EXCERPT
::::::::::
1978 The Declining Significance of Race: Blacks & Changing American Institutions, by William Julius Wilson (Chicago: University of Chicago Press). Wilson’s thesis was as simple as it was provocative: While many middle-class blacks had joined the suburban mainstream, poor blacks suffered primarily from economic dislocation rather than from racial discrimination. Wilson has backed away from his own thesis, but he got it right the first time.

1979 The Culture of Narcissism, by Christopher Lasch (New York: W.W. Norton). This might not be Lasch’s best book, but it was the first clear indictment (from the left rather than the right) of the counterculture’s anarchic individualism. He should be read for his articulation of problems, not his often contradictory solutions.

1980 The Third Wave, by Alvin Toffler (New York: William Morrow). If I were listing the most important books of the last 25 years, I’d cite Daniel Bell’s The Coming of Post-Industrial Society (1973). Instead, in the shorter span, Toffler’s book is the most penetrating analysis of how the silicon chip is transforming America and the world.

1982 MITI and the Japanese Miracle, by Chalmers Johnson (Palo Alto, Calif.: Stanford University Press). This was the first book to shatter the myth that Japan’s capitalism is just like ours.

1983 The Economics of Feasible Socialism, by Alec Nove (London: Routledge). Nove wrested socialism, and me, from the grips of dogmatic Marxism. He showed that “market socialism” was not an oxymoron. His ideas are relevant to Eastern Europe and may one day provide the basis for a renewal of socialist thought in the United States.

1987 The Rise and Fall of the Great Powers, by Paul Kennedy (New York: Random House). Kennedy revived the 18th century view of world history as the rise and fall of empires. It is one important way to understand what is happening to America.

1988 Corporate Reconstruction of American Capitalism: 1890-1916, by Martin J. Sklar (New York: Cambridge University Press). It’s heavy going (Sklar used to say that he demanded “militant readers”), but this book shows how the fundamental assumptions that shape our understanding of state, society, and economy were born in the Progressive Era.
::::::::::
GIVEN INFORMATION

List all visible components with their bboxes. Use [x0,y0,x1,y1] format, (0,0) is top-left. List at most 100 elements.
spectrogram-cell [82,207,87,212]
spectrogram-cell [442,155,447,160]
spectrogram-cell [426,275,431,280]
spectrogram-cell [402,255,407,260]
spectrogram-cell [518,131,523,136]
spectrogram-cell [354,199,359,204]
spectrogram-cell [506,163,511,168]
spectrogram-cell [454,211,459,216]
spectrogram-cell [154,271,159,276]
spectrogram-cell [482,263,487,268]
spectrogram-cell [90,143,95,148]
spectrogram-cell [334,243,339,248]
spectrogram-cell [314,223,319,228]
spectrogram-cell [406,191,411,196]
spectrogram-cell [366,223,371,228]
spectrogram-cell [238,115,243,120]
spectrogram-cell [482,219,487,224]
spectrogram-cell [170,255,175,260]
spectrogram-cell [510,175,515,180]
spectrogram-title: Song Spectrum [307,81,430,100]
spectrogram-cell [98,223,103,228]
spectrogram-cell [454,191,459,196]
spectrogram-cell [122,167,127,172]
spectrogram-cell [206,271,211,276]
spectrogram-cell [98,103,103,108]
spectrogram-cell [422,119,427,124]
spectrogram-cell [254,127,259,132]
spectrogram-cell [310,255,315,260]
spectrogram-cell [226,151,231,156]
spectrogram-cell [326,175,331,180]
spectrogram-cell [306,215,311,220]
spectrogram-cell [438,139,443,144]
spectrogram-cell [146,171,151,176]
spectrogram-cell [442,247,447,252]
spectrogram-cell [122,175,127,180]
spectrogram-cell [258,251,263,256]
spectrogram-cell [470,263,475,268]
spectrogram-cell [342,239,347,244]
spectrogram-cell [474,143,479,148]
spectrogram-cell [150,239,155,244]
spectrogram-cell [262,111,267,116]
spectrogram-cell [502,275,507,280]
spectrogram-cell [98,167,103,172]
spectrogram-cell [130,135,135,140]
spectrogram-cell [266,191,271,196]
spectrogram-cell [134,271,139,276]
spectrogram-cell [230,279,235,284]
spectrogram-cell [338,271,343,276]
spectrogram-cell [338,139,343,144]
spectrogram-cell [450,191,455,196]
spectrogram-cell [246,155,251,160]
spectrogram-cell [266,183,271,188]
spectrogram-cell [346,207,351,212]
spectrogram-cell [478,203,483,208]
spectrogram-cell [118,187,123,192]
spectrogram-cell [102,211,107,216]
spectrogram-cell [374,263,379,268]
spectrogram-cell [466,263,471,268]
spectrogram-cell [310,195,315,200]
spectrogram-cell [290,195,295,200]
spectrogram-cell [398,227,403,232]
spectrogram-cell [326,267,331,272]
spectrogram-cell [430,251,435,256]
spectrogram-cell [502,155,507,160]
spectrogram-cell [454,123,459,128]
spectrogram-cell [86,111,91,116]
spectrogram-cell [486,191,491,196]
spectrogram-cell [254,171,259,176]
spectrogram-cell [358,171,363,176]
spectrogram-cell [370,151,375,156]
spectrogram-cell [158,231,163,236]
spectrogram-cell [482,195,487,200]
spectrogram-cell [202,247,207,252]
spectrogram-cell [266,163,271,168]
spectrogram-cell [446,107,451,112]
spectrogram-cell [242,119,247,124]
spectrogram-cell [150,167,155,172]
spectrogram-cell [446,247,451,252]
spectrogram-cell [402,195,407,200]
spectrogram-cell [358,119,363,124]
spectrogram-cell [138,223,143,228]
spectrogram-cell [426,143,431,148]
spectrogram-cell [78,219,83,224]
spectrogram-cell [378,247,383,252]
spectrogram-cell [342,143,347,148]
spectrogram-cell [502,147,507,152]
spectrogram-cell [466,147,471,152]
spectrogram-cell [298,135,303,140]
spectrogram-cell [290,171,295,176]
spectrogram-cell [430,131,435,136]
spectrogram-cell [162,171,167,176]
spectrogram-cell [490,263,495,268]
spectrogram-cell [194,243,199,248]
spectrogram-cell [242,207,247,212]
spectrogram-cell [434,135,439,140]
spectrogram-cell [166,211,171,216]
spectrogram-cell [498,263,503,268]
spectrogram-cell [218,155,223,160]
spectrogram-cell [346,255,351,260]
::::::::::
WHAT NEEDS TO BE DONE
Rewrite the book list starting with "1987 The Rise" and going on through "the Progressive Era.", swapping "empires" for "kingdoms".

TASK ANSWER
1987 The Rise and Fall of the Great Powers, by Paul Kennedy (New York: Random House). Kennedy revived the 18th century view of world history as the rise and fall of kingdoms. It is one important way to understand what is happening to America.

1988 Corporate Reconstruction of American Capitalism: 1890-1916, by Martin J. Sklar (New York: Cambridge University Press). It’s heavy going (Sklar used to say that he demanded “militant readers”), but this book shows how the fundamental assumptions that shape our understanding of state, society, and economy were born in the Progressive Era.